#### Written instruction:
Find each line with the string "Corp" and copy it.
— begin Working data —
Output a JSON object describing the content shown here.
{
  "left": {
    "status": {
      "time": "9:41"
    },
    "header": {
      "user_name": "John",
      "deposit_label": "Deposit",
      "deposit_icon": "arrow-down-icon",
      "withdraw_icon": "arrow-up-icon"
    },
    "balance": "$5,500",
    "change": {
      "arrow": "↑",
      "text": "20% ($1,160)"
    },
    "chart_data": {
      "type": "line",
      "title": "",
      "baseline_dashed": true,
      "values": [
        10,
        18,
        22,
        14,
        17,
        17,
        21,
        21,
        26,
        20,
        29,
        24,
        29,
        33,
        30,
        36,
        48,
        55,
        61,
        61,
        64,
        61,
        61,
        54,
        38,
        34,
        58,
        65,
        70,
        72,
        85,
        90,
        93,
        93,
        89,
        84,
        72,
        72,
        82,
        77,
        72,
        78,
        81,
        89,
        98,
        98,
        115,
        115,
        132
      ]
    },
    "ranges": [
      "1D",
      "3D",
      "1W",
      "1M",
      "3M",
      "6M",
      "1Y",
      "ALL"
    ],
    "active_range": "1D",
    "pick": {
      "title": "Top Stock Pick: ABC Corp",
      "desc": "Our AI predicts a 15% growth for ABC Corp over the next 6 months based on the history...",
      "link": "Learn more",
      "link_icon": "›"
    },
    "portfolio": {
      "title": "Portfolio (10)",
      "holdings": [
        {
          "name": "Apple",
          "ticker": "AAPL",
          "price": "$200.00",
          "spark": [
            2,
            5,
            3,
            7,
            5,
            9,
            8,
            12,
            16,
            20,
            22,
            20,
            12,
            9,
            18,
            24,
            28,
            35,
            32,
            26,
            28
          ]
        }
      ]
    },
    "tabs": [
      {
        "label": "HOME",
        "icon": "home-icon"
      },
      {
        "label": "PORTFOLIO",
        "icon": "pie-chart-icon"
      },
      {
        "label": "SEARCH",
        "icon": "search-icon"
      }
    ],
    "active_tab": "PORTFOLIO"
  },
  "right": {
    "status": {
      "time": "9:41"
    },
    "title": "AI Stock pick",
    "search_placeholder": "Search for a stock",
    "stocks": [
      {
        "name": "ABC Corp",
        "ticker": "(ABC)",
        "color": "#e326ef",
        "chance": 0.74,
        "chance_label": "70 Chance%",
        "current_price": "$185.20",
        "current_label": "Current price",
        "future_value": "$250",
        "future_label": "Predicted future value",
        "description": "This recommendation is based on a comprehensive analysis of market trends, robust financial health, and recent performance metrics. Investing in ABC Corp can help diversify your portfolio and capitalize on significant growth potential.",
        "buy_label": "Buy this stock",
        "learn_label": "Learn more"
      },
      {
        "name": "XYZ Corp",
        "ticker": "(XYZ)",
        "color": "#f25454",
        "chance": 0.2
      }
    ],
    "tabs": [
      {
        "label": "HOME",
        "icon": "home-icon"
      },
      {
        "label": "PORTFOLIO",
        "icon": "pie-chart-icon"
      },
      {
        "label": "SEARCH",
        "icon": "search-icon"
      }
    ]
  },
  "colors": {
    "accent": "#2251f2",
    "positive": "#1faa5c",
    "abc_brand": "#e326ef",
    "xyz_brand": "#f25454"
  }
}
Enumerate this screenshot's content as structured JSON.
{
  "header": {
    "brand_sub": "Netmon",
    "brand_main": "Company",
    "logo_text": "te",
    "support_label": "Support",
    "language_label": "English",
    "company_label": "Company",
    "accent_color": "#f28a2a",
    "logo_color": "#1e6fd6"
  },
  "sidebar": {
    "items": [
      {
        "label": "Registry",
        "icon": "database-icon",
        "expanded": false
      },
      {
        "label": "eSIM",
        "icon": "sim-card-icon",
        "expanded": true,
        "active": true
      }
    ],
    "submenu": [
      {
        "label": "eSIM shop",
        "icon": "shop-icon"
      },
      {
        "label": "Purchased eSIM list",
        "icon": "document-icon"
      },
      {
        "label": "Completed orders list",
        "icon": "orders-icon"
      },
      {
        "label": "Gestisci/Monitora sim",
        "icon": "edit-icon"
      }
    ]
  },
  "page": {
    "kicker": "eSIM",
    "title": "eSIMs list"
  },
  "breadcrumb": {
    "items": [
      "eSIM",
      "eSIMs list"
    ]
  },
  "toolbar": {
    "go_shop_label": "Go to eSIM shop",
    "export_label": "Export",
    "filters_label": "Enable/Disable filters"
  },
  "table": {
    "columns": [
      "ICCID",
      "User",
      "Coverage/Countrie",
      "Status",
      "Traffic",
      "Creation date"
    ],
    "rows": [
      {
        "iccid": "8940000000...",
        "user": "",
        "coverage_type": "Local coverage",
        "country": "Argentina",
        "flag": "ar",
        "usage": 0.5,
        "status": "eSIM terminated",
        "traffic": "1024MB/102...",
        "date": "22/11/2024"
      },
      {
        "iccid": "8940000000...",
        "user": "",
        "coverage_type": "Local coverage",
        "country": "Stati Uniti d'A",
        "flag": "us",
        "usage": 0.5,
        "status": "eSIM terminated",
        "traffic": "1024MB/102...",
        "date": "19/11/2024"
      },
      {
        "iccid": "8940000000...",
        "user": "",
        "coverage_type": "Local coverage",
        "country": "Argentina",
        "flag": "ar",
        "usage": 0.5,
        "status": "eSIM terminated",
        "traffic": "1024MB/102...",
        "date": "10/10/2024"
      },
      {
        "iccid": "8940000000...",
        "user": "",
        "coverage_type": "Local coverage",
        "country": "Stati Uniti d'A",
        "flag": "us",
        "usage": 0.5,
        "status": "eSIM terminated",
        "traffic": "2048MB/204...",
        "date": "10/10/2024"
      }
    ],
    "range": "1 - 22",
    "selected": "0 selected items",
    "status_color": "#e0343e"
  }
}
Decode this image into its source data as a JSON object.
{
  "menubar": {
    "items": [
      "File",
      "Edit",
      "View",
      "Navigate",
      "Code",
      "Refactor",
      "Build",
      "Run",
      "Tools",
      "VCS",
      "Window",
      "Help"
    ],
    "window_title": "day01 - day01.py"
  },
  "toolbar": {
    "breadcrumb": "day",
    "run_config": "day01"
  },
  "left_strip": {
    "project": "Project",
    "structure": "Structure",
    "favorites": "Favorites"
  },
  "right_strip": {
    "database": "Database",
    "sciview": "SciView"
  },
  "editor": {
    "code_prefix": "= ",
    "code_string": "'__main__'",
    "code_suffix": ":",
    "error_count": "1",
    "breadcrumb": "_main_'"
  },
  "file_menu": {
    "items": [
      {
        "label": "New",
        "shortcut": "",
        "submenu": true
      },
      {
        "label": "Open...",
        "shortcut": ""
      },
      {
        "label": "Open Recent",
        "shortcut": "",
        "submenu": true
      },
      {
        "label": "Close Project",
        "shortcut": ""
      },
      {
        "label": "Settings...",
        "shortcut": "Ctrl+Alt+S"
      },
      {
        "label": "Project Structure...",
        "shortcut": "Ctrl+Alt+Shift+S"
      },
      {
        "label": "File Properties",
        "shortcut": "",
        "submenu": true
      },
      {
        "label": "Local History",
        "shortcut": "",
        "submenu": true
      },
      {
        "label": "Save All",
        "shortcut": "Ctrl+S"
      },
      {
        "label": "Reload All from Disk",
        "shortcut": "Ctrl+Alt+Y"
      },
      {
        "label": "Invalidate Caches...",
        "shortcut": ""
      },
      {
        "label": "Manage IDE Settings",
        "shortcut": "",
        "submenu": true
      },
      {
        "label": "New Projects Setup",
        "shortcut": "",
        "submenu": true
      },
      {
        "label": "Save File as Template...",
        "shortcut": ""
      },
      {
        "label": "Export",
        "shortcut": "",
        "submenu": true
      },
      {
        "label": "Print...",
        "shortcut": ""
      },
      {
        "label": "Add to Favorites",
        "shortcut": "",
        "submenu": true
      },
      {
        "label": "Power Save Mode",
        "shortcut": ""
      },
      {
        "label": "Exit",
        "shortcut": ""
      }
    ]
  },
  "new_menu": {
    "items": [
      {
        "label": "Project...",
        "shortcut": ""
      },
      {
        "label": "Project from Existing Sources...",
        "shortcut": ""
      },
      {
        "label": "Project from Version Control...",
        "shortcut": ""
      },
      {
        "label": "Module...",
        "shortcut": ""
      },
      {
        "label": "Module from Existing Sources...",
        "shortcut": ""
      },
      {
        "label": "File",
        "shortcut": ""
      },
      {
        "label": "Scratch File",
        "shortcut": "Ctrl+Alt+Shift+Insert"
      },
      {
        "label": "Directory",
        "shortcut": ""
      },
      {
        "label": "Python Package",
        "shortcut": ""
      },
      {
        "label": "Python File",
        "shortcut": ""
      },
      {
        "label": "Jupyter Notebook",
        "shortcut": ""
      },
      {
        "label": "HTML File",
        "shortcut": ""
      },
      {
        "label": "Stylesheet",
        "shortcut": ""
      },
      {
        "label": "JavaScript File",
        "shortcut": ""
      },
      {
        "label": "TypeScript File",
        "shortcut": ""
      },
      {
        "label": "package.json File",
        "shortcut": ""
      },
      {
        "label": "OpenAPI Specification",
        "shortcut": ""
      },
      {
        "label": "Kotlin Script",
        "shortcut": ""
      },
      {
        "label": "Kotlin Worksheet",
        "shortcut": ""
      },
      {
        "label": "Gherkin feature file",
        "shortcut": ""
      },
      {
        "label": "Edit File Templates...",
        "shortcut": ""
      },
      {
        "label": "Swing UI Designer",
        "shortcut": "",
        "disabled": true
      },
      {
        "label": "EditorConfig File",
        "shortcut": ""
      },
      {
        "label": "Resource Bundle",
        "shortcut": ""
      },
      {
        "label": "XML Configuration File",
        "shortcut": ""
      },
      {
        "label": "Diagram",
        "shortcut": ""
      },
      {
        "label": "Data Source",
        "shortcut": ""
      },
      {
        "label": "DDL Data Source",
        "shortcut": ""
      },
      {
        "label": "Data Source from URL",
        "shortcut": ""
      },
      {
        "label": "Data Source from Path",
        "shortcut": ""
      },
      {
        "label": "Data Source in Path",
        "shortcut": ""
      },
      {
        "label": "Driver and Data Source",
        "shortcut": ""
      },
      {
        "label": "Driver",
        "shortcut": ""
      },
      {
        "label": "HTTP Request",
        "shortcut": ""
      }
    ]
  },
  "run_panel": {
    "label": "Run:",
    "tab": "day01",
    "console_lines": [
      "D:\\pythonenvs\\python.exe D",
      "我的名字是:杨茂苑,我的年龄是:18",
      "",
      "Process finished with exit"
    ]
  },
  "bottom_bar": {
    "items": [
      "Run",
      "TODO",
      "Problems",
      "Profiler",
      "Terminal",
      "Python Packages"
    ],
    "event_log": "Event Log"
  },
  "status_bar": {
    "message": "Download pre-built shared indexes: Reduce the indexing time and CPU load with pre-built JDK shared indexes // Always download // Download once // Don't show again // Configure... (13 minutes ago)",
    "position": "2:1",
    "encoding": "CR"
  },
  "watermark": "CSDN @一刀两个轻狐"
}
— end Working data —
#### Correct answer:
      "title": "Top Stock Pick: ABC Corp",
      "desc": "Our AI predicts a 15% growth for ABC Corp over the next 6 months based on the history...",
        "name": "ABC Corp",
        "description": "This recommendation is based on a comprehensive analysis of market trends, robust financial health, and recent performance metrics. Investing in ABC Corp can help diversify your portfolio and capitalize on significant growth potential.",
        "name": "XYZ Corp",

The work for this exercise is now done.